## Exercise:
All of the material below is to be repeated exactly.

--- Exercise material ---

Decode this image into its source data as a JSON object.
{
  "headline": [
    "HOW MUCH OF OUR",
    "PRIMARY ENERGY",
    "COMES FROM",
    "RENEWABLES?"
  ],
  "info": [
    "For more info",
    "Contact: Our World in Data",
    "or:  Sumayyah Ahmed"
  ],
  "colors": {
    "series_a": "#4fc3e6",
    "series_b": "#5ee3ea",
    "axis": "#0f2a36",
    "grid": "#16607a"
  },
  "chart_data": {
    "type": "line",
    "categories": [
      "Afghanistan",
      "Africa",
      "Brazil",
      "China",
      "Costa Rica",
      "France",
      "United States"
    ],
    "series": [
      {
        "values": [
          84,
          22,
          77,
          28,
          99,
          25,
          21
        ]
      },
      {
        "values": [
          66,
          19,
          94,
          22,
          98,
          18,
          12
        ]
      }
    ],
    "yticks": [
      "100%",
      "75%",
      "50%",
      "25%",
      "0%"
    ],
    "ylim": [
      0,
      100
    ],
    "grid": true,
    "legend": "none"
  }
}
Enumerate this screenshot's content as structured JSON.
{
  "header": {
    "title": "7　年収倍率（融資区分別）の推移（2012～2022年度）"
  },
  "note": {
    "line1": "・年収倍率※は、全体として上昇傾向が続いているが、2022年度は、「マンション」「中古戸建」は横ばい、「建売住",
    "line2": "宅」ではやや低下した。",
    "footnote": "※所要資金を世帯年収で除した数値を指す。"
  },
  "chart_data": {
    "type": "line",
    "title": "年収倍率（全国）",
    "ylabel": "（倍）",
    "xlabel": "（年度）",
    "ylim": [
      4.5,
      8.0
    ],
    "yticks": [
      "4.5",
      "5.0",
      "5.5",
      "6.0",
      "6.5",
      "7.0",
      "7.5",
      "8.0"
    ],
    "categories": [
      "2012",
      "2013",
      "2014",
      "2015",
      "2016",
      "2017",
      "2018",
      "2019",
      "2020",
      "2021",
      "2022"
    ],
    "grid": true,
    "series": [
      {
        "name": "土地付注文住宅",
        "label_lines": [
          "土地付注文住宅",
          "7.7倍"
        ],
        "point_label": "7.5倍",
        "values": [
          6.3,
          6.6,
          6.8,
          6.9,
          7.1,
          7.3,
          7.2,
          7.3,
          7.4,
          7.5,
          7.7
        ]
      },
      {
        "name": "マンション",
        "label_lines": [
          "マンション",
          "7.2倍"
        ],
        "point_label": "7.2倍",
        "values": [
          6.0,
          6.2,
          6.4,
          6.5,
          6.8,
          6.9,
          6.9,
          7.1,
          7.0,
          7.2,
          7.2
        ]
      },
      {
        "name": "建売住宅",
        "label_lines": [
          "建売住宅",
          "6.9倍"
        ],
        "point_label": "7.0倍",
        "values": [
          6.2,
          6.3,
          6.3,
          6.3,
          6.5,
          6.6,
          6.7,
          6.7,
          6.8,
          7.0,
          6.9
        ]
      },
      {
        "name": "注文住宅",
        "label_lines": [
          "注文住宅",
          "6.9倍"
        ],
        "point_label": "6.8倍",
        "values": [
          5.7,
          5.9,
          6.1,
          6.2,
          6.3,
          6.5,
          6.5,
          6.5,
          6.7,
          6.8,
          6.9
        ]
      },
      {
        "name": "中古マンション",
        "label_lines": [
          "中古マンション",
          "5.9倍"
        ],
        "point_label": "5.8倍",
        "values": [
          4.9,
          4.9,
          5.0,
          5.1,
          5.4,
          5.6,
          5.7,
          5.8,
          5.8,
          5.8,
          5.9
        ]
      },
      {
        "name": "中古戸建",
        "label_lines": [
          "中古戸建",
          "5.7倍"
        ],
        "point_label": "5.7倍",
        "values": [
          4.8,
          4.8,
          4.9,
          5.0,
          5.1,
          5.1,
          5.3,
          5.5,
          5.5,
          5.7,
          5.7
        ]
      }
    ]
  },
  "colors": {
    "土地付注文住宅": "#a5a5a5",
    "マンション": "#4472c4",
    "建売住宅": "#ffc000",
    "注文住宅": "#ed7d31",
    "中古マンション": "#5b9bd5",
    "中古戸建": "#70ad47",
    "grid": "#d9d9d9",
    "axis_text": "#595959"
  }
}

---

## Exercise answer:
Decode this image into its source data as a JSON object.
{
  "headline": [
    "HOW MUCH OF OUR",
    "PRIMARY ENERGY",
    "COMES FROM",
    "RENEWABLES?"
  ],
  "info": [
    "For more info",
    "Contact: Our World in Data",
    "or:  Sumayyah Ahmed"
  ],
  "colors": {
    "series_a": "#4fc3e6",
    "series_b": "#5ee3ea",
    "axis": "#0f2a36",
    "grid": "#16607a"
  },
  "chart_data": {
    "type": "line",
    "categories": [
      "Afghanistan",
      "Africa",
      "Brazil",
      "China",
      "Costa Rica",
      "France",
      "United States"
    ],
    "series": [
      {
        "values": [
          84,
          22,
          77,
          28,
          99,
          25,
          21
        ]
      },
      {
        "values": [
          66,
          19,
          94,
          22,
          98,
          18,
          12
        ]
      }
    ],
    "yticks": [
      "100%",
      "75%",
      "50%",
      "25%",
      "0%"
    ],
    "ylim": [
      0,
      100
    ],
    "grid": true,
    "legend": "none"
  }
}
Enumerate this screenshot's content as structured JSON.
{
  "header": {
    "title": "7　年収倍率（融資区分別）の推移（2012～2022年度）"
  },
  "note": {
    "line1": "・年収倍率※は、全体として上昇傾向が続いているが、2022年度は、「マンション」「中古戸建」は横ばい、「建売住",
    "line2": "宅」ではやや低下した。",
    "footnote": "※所要資金を世帯年収で除した数値を指す。"
  },
  "chart_data": {
    "type": "line",
    "title": "年収倍率（全国）",
    "ylabel": "（倍）",
    "xlabel": "（年度）",
    "ylim": [
      4.5,
      8.0
    ],
    "yticks": [
      "4.5",
      "5.0",
      "5.5",
      "6.0",
      "6.5",
      "7.0",
      "7.5",
      "8.0"
    ],
    "categories": [
      "2012",
      "2013",
      "2014",
      "2015",
      "2016",
      "2017",
      "2018",
      "2019",
      "2020",
      "2021",
      "2022"
    ],
    "grid": true,
    "series": [
      {
        "name": "土地付注文住宅",
        "label_lines": [
          "土地付注文住宅",
          "7.7倍"
        ],
        "point_label": "7.5倍",
        "values": [
          6.3,
          6.6,
          6.8,
          6.9,
          7.1,
          7.3,
          7.2,
          7.3,
          7.4,
          7.5,
          7.7
        ]
      },
      {
        "name": "マンション",
        "label_lines": [
          "マンション",
          "7.2倍"
        ],
        "point_label": "7.2倍",
        "values": [
          6.0,
          6.2,
          6.4,
          6.5,
          6.8,
          6.9,
          6.9,
          7.1,
          7.0,
          7.2,
          7.2
        ]
      },
      {
        "name": "建売住宅",
        "label_lines": [
          "建売住宅",
          "6.9倍"
        ],
        "point_label": "7.0倍",
        "values": [
          6.2,
          6.3,
          6.3,
          6.3,
          6.5,
          6.6,
          6.7,
          6.7,
          6.8,
          7.0,
          6.9
        ]
      },
      {
        "name": "注文住宅",
        "label_lines": [
          "注文住宅",
          "6.9倍"
        ],
        "point_label": "6.8倍",
        "values": [
          5.7,
          5.9,
          6.1,
          6.2,
          6.3,
          6.5,
          6.5,
          6.5,
          6.7,
          6.8,
          6.9
        ]
      },
      {
        "name": "中古マンション",
        "label_lines": [
          "中古マンション",
          "5.9倍"
        ],
        "point_label": "5.8倍",
        "values": [
          4.9,
          4.9,
          5.0,
          5.1,
          5.4,
          5.6,
          5.7,
          5.8,
          5.8,
          5.8,
          5.9
        ]
      },
      {
        "name": "中古戸建",
        "label_lines": [
          "中古戸建",
          "5.7倍"
        ],
        "point_label": "5.7倍",
        "values": [
          4.8,
          4.8,
          4.9,
          5.0,
          5.1,
          5.1,
          5.3,
          5.5,
          5.5,
          5.7,
          5.7
        ]
      }
    ]
  },
  "colors": {
    "土地付注文住宅": "#a5a5a5",
    "マンション": "#4472c4",
    "建売住宅": "#ffc000",
    "注文住宅": "#ed7d31",
    "中古マンション": "#5b9bd5",
    "中古戸建": "#70ad47",
    "grid": "#d9d9d9",
    "axis_text": "#595959"
  }
}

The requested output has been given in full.